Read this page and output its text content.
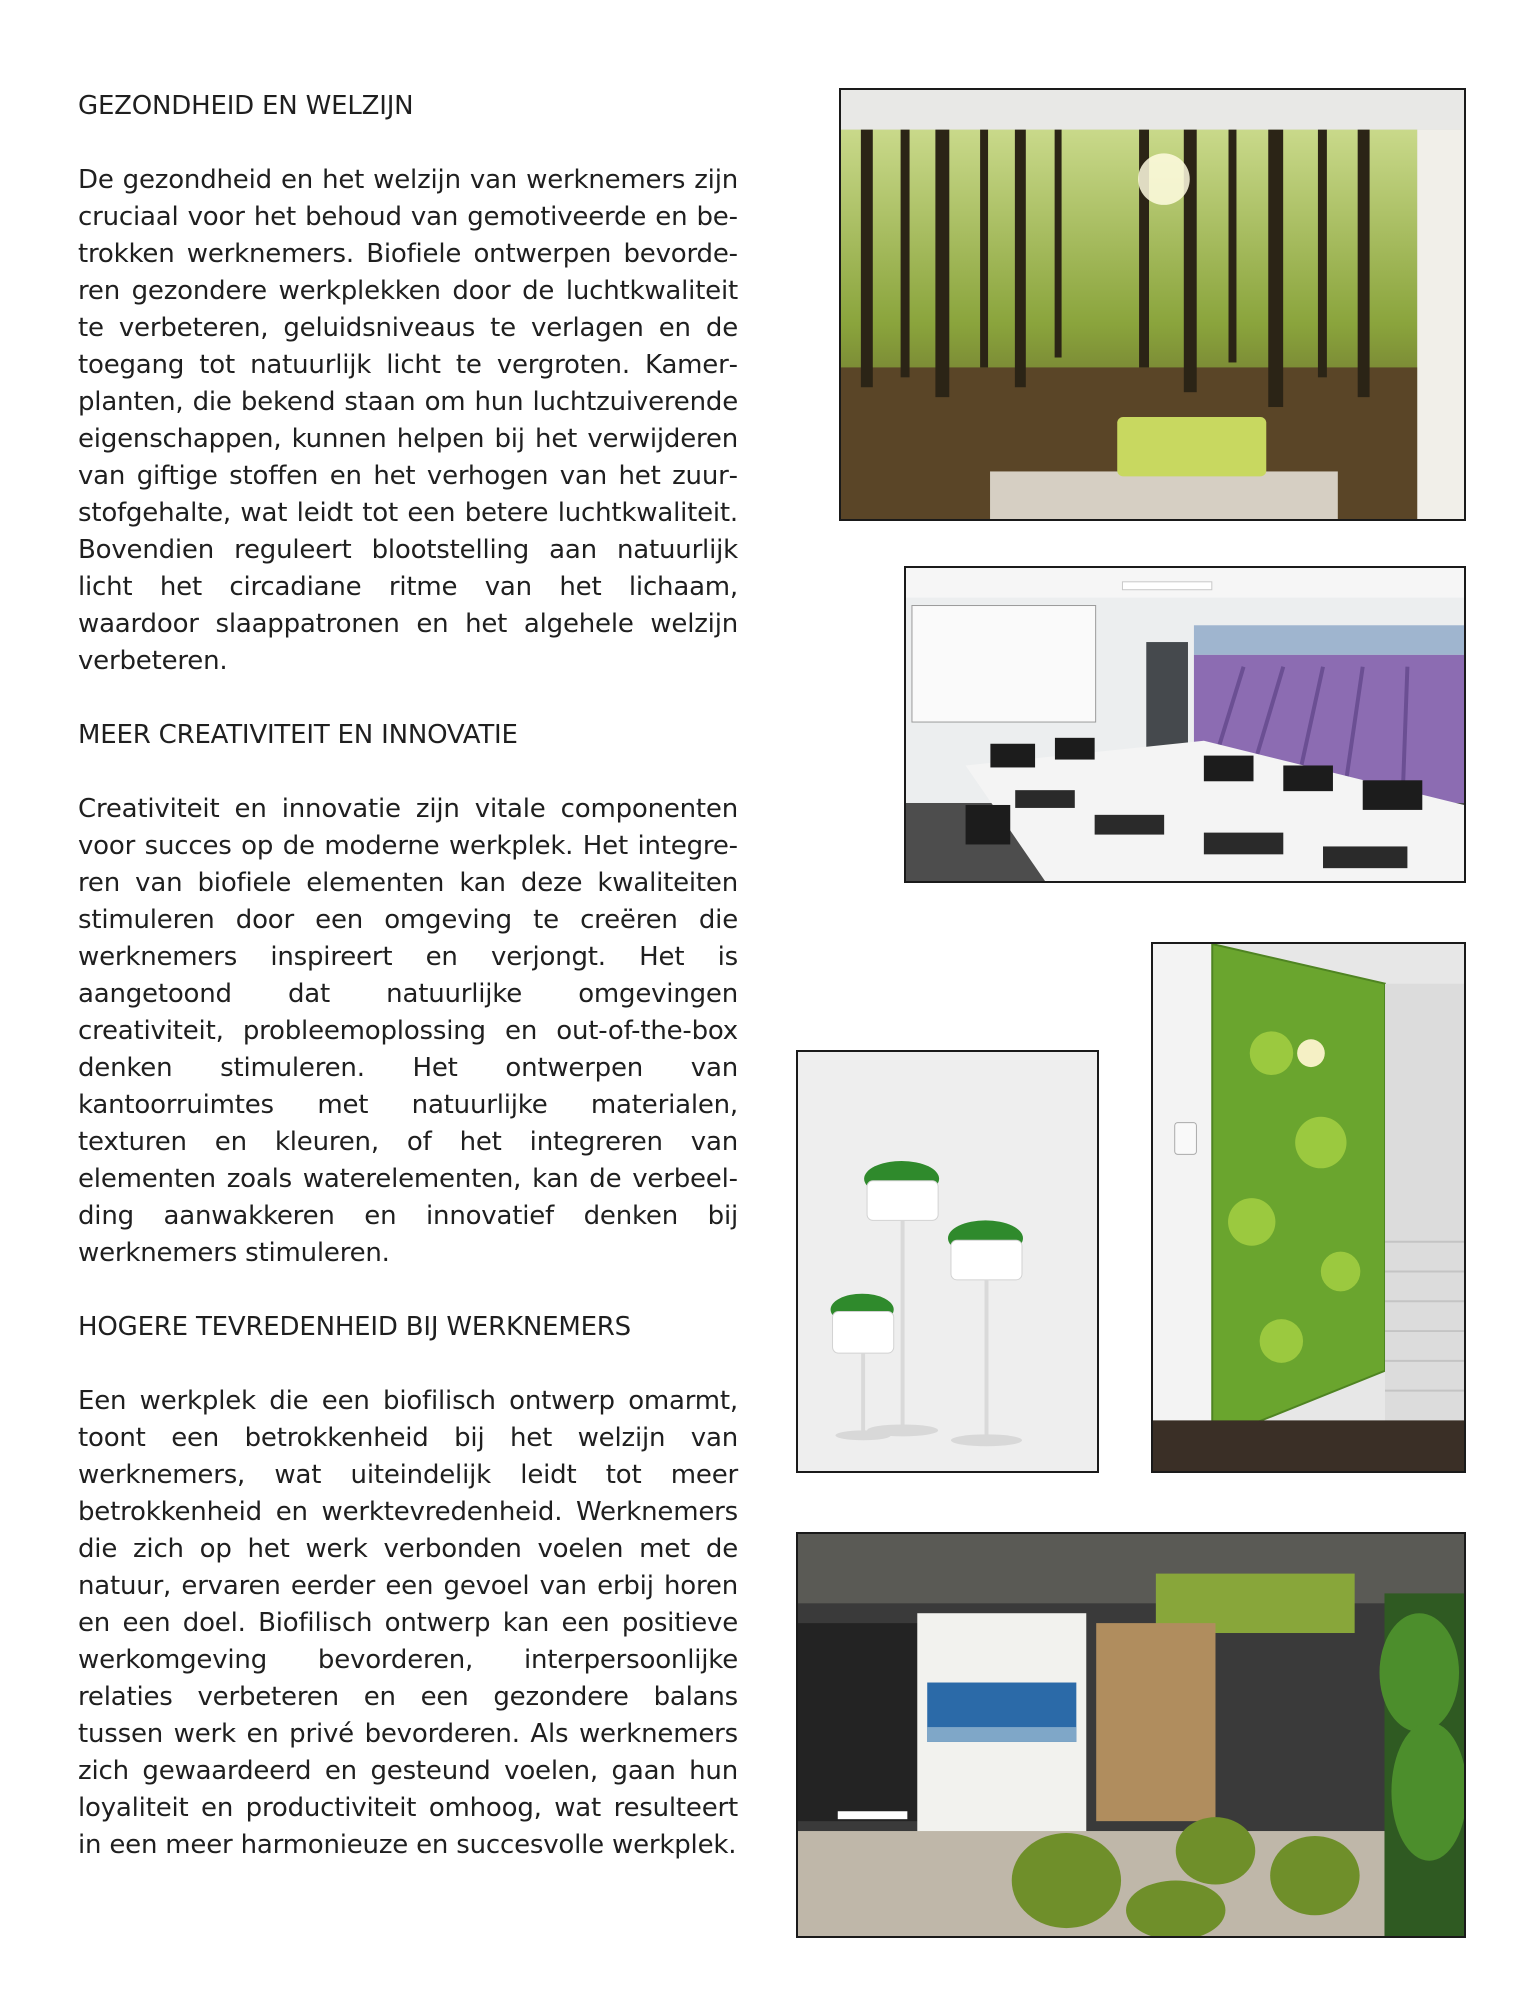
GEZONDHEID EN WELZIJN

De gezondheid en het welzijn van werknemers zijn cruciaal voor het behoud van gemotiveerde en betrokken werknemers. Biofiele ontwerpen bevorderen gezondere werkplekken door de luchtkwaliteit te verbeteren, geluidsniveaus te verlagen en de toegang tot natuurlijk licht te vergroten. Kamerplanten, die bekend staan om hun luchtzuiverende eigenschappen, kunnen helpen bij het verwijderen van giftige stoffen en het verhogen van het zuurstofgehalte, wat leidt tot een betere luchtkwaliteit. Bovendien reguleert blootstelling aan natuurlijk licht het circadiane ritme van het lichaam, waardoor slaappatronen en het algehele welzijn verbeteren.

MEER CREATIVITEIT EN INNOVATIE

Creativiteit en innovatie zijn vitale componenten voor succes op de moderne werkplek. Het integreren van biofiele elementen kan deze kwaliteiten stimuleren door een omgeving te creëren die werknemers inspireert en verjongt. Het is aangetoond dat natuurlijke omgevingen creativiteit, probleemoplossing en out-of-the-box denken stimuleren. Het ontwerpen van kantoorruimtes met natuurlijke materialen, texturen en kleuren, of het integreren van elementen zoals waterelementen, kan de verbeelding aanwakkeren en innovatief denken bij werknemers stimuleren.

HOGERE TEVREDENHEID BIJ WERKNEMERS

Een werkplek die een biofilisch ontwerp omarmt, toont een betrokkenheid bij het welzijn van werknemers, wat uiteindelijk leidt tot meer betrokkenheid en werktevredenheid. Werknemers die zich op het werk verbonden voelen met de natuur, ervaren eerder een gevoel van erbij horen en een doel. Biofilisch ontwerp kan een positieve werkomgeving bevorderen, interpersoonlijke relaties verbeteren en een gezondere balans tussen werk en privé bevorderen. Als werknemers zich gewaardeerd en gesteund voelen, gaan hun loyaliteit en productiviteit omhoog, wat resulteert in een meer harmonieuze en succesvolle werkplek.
------------------------
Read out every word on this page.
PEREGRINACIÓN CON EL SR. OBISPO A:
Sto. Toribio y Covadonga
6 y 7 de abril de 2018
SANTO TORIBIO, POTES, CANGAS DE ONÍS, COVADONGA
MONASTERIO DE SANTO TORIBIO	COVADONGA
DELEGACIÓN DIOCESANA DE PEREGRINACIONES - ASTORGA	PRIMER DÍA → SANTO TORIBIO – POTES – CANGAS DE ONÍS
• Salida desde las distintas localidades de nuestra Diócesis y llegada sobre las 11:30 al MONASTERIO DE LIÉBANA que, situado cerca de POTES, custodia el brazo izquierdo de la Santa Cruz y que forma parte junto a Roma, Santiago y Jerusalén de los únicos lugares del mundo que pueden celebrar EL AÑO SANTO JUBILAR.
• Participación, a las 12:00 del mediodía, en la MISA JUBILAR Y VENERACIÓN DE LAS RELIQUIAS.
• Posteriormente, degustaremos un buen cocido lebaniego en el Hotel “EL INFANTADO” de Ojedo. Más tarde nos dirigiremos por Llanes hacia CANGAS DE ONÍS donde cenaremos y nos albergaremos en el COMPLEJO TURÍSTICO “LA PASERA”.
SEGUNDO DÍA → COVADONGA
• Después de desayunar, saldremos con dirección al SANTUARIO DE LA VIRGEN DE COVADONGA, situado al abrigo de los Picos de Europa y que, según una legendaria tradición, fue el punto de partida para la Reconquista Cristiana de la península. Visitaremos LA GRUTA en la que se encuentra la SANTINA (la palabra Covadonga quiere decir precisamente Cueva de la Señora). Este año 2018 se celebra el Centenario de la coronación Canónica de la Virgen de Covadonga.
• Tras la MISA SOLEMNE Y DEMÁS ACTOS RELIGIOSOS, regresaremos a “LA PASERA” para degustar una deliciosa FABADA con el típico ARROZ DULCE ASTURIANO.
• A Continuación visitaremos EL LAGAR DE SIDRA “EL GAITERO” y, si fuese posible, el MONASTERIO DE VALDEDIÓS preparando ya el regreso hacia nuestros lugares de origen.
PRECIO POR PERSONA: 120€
------------------------
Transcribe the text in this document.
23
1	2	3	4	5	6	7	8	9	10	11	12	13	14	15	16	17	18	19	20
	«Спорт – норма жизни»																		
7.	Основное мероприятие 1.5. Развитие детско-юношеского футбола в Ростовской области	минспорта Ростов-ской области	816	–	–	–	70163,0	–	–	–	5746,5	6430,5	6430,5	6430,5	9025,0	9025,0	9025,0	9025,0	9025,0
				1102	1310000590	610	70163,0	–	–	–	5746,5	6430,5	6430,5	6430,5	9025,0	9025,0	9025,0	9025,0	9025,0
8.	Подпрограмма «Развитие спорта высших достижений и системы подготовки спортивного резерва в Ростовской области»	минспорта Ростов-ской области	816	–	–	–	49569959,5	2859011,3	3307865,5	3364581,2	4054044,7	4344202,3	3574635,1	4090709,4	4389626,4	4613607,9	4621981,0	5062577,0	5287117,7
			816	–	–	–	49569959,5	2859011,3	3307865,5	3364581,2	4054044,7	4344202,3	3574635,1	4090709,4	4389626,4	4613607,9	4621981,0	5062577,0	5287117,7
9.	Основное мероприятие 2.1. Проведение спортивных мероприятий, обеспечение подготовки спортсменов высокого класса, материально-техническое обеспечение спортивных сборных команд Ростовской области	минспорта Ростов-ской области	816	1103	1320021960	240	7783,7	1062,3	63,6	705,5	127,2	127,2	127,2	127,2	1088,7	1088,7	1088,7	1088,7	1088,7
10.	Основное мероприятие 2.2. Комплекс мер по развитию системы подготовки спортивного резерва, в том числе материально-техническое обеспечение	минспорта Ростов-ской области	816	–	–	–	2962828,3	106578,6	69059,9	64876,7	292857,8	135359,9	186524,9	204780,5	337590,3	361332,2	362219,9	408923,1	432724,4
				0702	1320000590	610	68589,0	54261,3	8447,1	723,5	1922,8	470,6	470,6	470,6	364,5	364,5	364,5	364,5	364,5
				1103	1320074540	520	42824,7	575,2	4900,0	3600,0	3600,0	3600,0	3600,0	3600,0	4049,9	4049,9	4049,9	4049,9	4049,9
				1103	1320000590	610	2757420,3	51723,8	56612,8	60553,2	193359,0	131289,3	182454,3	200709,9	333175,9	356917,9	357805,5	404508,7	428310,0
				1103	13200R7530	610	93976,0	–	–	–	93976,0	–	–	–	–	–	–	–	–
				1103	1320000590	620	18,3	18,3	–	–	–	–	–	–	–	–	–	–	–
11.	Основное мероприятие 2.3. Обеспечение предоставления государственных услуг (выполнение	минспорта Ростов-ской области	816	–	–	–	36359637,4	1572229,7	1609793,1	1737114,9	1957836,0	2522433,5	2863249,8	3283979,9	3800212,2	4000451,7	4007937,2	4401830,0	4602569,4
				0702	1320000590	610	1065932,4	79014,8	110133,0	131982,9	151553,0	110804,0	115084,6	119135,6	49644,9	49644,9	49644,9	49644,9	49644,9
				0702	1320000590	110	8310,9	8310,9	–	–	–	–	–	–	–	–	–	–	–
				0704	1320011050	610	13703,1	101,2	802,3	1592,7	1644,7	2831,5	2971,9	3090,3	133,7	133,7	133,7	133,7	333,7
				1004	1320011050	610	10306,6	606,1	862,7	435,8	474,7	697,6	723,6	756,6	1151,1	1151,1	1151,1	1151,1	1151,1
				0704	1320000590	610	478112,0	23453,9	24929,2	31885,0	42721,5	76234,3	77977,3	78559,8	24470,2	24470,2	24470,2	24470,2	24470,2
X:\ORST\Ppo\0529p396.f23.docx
------------------------
Written task: Pick out every line of the listing containing the word "MONASTERIO", and show those lines.

Task answer:
MONASTERIO DE SANTO TORIBIO	COVADONGA
• Salida desde las distintas localidades de nuestra Diócesis y llegada sobre las 11:30 al MONASTERIO DE LIÉBANA que, situado cerca de POTES, custodia el brazo izquierdo de la Santa Cruz y que forma parte junto a Roma, Santiago y Jerusalén de los únicos lugares del mundo que pueden celebrar EL AÑO SANTO JUBILAR.
• A Continuación visitaremos EL LAGAR DE SIDRA “EL GAITERO” y, si fuese posible, el MONASTERIO DE VALDEDIÓS preparando ya el regreso hacia nuestros lugares de origen.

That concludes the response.